--- PROBLEM TO WORK ON ---
In the lines below, how many hold the word "this"? Answer only with the number.

((

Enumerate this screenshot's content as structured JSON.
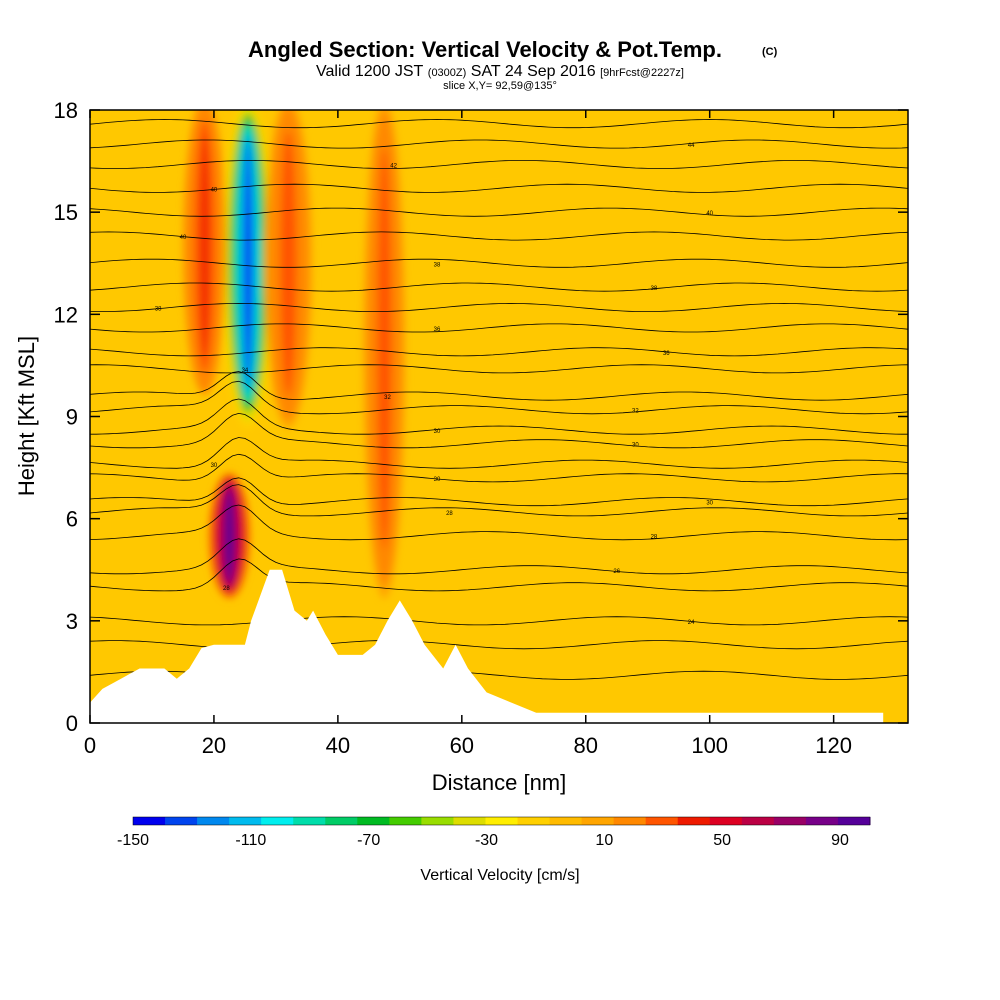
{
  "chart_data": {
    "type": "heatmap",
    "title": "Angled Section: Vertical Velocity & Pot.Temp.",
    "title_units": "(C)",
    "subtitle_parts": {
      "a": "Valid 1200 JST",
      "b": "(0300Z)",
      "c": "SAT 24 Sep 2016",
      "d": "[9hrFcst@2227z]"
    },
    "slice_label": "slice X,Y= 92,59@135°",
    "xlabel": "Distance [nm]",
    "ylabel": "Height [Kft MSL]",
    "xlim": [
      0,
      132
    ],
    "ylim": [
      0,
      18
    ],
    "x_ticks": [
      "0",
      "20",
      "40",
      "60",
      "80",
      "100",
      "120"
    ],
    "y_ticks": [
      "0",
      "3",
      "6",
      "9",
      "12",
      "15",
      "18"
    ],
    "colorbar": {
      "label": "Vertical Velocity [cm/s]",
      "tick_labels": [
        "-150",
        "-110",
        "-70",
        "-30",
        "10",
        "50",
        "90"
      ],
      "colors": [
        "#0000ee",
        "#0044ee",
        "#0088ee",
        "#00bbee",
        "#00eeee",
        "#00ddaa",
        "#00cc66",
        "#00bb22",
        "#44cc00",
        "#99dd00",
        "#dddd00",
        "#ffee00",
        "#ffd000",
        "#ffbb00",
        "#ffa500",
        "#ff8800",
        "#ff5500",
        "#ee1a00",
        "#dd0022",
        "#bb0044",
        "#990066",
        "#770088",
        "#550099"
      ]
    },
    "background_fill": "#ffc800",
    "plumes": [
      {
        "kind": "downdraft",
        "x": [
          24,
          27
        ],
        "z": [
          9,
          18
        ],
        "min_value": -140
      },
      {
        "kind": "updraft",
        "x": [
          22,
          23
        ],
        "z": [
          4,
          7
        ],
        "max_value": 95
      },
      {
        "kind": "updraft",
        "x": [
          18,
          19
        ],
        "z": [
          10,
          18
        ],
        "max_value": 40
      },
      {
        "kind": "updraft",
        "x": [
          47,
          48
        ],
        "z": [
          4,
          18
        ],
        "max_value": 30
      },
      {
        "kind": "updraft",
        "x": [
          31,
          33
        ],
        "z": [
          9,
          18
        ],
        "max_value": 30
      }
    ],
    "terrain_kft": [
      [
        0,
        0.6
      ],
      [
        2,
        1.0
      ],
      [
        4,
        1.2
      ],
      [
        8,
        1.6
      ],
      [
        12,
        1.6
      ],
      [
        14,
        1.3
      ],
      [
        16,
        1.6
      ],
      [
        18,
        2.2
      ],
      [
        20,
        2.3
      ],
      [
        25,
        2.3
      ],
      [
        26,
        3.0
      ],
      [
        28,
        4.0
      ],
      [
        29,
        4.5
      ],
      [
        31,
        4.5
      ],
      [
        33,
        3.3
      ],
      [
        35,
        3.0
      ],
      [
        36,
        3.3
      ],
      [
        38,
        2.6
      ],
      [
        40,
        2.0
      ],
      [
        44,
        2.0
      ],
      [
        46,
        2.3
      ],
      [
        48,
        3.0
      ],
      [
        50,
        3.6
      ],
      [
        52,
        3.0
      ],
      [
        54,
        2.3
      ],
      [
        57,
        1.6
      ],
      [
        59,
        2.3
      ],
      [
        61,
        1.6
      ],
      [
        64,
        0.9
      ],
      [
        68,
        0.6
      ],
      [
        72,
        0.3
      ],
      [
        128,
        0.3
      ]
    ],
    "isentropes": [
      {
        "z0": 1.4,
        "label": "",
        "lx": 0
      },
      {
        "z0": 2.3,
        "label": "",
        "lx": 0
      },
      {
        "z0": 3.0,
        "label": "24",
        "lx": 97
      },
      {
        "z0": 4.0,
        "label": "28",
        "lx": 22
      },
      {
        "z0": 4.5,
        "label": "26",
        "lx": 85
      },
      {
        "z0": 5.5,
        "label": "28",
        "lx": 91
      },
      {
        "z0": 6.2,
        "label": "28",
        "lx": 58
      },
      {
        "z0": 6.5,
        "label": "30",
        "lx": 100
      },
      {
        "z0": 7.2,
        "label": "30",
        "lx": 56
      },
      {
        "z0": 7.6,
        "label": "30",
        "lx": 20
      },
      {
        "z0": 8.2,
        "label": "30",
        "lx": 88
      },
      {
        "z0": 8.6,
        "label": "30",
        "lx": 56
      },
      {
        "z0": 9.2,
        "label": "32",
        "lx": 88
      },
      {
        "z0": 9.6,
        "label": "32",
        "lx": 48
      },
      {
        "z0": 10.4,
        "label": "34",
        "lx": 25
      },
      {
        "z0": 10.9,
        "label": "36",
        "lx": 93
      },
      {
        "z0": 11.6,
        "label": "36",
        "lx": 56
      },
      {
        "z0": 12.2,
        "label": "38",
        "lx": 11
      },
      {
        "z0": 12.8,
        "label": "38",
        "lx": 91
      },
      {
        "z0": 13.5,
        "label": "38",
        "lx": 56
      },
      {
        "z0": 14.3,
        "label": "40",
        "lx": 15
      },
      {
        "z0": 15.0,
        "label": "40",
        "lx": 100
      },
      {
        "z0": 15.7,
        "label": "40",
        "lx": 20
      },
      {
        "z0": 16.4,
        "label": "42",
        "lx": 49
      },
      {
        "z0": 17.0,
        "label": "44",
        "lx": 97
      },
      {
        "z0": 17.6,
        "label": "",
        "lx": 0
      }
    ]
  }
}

))
((

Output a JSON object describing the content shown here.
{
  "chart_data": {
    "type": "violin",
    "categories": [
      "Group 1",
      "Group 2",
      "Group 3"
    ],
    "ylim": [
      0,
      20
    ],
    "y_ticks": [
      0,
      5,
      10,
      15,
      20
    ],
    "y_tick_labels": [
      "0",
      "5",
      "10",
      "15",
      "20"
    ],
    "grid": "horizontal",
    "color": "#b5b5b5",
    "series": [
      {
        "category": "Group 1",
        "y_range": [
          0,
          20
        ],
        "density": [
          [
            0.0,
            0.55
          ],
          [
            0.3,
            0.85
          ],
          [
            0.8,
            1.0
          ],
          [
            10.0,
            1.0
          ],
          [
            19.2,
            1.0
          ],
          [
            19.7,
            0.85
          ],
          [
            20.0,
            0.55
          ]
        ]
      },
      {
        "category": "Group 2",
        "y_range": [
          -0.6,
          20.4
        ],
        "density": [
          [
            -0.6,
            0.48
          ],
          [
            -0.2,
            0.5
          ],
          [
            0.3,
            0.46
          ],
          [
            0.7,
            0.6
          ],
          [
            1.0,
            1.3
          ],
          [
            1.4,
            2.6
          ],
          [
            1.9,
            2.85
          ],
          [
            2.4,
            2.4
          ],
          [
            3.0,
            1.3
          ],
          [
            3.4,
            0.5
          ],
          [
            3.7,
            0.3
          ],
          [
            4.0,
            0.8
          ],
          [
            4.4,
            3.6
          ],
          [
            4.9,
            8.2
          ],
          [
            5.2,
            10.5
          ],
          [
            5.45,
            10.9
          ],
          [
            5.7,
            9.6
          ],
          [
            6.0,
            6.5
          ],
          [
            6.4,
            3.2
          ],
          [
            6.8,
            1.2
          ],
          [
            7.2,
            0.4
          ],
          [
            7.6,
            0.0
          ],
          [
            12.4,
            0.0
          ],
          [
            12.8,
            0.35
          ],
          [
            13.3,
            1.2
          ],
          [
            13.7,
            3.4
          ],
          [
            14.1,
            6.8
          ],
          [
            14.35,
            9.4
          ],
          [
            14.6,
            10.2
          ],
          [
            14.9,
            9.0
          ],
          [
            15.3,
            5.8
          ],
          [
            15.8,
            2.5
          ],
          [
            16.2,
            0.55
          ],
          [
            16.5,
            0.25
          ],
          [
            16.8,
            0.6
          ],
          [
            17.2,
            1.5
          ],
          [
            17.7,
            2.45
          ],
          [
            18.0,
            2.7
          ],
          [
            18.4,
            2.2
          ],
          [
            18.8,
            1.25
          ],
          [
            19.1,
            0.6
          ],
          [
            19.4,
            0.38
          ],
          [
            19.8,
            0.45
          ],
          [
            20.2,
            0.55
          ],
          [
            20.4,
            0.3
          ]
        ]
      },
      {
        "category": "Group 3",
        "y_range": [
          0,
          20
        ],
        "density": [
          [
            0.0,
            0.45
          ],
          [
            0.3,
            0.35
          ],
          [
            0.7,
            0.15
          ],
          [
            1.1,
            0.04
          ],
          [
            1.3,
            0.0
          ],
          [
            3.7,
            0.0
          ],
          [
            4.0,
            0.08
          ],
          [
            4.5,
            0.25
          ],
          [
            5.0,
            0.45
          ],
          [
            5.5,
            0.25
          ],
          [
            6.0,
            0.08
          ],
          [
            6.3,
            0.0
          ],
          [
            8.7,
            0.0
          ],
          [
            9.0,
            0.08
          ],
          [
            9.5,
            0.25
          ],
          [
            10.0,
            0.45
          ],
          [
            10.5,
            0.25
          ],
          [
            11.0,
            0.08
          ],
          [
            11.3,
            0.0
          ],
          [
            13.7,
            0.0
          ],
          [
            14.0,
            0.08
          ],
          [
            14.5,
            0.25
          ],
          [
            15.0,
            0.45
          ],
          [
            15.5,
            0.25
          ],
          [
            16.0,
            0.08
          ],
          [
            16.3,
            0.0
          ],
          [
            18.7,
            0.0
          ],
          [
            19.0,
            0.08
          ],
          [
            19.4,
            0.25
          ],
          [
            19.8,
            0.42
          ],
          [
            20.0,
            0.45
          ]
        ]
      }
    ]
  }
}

))
((

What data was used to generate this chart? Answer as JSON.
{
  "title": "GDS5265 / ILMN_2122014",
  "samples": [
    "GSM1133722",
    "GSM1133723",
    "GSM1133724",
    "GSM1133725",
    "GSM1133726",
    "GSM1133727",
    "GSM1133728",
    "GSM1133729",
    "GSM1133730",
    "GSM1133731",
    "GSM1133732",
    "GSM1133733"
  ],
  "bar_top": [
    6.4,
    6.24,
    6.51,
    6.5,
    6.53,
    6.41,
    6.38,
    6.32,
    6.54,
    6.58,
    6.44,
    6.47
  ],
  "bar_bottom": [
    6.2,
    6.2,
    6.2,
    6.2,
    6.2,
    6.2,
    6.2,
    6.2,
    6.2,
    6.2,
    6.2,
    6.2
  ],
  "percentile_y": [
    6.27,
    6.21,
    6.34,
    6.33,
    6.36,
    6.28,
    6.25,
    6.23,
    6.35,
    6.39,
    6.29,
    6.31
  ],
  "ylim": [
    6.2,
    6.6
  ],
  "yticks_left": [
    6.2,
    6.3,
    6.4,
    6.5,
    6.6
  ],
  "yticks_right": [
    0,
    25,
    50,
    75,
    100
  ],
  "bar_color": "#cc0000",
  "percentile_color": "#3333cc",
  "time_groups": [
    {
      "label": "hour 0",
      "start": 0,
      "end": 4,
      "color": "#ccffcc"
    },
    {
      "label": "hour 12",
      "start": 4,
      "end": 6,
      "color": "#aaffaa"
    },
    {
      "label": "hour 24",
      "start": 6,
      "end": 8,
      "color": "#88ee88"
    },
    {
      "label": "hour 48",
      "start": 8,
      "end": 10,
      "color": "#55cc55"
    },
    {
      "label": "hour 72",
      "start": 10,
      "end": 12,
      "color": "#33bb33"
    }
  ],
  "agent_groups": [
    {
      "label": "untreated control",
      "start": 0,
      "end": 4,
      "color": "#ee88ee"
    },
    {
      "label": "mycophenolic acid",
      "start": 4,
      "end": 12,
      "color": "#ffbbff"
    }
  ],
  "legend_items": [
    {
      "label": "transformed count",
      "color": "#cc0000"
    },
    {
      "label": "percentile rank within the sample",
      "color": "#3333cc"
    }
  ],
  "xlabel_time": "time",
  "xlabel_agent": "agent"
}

))

--- EXERCISE SOLUTION ---
2